Short problem
Copy out each line in the material below that has the word "VIVO".

Supplied material
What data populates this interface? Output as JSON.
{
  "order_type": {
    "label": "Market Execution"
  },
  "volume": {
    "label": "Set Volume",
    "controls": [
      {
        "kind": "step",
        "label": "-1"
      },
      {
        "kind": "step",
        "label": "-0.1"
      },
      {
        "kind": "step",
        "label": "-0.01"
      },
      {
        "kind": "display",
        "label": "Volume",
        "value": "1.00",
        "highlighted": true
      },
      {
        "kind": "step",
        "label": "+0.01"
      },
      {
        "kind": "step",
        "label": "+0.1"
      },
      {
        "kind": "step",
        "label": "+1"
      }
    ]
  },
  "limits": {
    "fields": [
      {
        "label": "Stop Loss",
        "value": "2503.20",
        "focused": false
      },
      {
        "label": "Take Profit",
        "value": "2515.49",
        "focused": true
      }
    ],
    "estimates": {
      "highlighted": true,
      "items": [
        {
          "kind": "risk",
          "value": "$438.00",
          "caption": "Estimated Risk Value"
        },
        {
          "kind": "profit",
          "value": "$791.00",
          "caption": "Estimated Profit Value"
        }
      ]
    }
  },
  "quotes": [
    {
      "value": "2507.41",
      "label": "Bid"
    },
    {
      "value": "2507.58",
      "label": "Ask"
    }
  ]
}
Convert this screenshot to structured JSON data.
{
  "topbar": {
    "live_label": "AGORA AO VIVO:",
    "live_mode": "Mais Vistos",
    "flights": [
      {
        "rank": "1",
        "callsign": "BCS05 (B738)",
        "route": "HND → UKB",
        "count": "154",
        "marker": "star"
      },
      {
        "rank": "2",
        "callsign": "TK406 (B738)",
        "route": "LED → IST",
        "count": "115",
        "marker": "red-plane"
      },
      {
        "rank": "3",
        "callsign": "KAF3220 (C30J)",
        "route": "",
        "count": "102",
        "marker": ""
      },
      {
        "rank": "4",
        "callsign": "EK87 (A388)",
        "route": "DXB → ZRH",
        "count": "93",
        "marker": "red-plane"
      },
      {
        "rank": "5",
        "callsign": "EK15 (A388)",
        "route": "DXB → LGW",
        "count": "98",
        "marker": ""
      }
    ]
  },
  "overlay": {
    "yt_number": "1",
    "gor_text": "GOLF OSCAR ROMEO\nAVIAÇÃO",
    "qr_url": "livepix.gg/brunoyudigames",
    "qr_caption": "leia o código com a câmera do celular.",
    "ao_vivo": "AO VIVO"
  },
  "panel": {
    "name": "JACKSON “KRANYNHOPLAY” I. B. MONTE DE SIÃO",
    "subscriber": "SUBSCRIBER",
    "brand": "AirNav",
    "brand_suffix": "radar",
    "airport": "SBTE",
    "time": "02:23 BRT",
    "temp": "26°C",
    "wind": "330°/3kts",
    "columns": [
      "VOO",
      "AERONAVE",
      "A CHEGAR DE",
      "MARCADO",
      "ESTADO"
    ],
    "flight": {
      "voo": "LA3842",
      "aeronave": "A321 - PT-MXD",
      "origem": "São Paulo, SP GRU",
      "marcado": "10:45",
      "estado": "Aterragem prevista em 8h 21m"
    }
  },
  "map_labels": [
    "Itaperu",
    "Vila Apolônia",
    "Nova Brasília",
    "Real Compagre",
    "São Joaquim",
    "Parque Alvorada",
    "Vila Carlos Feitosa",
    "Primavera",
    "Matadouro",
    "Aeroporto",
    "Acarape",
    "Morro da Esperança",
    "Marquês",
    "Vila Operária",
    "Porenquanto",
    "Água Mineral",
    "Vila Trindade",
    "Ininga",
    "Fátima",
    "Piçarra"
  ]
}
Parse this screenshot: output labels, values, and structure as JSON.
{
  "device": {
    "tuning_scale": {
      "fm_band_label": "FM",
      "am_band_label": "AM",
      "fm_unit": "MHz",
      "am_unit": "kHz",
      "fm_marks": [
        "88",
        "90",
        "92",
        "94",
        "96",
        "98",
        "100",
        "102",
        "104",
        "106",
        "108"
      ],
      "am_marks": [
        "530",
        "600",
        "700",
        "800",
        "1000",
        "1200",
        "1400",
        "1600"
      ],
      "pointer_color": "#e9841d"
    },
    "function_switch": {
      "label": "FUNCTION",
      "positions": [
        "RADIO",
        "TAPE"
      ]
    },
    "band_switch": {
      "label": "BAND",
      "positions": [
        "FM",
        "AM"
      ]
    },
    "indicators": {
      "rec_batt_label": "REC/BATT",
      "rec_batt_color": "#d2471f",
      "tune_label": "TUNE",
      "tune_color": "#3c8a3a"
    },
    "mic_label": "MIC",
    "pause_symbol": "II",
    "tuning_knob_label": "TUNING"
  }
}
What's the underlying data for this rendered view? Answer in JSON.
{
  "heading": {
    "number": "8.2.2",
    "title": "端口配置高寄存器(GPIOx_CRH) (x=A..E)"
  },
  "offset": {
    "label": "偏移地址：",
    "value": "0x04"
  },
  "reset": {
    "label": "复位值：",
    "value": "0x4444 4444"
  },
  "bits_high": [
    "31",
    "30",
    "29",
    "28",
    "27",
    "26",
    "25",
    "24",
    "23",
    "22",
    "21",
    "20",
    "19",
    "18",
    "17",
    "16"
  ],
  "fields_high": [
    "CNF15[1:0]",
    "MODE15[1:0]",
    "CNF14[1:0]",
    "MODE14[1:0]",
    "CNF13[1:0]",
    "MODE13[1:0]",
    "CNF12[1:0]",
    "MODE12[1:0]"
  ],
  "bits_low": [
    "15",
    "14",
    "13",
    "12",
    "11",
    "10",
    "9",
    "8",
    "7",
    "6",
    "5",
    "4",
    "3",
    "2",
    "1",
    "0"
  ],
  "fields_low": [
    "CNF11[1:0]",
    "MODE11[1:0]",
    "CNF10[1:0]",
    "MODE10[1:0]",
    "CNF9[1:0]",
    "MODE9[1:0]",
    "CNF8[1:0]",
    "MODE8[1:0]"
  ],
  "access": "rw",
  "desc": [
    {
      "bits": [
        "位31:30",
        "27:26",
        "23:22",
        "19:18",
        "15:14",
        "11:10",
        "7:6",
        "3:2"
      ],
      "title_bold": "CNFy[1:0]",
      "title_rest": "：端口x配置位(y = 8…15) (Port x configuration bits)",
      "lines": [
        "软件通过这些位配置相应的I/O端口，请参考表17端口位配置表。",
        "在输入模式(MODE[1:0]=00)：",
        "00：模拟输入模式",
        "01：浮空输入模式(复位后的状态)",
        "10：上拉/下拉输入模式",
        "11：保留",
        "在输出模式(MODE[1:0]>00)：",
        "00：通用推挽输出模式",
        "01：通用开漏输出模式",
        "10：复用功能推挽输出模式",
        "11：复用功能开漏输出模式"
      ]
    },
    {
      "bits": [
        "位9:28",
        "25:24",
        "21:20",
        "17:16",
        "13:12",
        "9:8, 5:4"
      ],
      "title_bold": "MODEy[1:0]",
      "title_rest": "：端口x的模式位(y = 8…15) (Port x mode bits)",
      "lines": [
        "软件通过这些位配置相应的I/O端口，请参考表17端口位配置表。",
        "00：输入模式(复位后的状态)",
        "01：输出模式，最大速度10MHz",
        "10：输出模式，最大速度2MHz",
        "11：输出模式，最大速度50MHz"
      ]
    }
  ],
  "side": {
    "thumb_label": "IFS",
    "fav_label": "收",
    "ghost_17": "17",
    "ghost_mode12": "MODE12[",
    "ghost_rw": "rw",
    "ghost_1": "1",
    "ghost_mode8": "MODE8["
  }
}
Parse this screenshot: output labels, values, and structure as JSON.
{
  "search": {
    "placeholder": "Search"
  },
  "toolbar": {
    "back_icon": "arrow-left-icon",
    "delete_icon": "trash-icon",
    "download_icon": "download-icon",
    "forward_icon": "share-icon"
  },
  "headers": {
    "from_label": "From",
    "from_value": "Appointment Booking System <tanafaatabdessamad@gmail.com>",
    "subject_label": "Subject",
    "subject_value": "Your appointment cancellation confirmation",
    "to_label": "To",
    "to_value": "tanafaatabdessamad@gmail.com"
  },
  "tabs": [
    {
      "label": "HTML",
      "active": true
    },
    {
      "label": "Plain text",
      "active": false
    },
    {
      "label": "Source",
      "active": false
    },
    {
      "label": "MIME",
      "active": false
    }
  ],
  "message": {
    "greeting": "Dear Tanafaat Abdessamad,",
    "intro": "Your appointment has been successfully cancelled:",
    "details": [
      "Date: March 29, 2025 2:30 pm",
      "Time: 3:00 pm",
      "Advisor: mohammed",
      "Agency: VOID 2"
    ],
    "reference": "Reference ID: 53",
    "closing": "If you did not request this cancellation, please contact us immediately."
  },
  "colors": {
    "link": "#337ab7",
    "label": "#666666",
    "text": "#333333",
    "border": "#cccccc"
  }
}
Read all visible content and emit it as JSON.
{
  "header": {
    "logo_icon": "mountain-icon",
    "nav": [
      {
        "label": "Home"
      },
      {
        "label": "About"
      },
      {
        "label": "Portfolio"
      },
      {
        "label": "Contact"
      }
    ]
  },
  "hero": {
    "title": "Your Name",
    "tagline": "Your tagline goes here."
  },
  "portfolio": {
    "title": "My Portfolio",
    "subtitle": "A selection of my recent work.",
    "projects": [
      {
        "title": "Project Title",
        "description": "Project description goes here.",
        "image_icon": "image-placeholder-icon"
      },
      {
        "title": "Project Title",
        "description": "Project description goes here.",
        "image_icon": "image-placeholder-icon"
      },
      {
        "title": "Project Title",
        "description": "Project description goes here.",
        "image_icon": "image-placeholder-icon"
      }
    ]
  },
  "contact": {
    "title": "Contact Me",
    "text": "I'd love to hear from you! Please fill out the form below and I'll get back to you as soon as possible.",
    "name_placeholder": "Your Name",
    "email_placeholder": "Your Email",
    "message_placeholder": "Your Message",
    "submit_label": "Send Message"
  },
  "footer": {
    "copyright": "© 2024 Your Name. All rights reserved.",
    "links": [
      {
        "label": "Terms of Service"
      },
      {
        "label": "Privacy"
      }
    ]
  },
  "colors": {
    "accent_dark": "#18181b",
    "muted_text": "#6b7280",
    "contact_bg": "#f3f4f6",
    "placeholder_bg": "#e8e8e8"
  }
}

Reply
    "live_label": "AGORA AO VIVO:",
    "ao_vivo": "AO VIVO"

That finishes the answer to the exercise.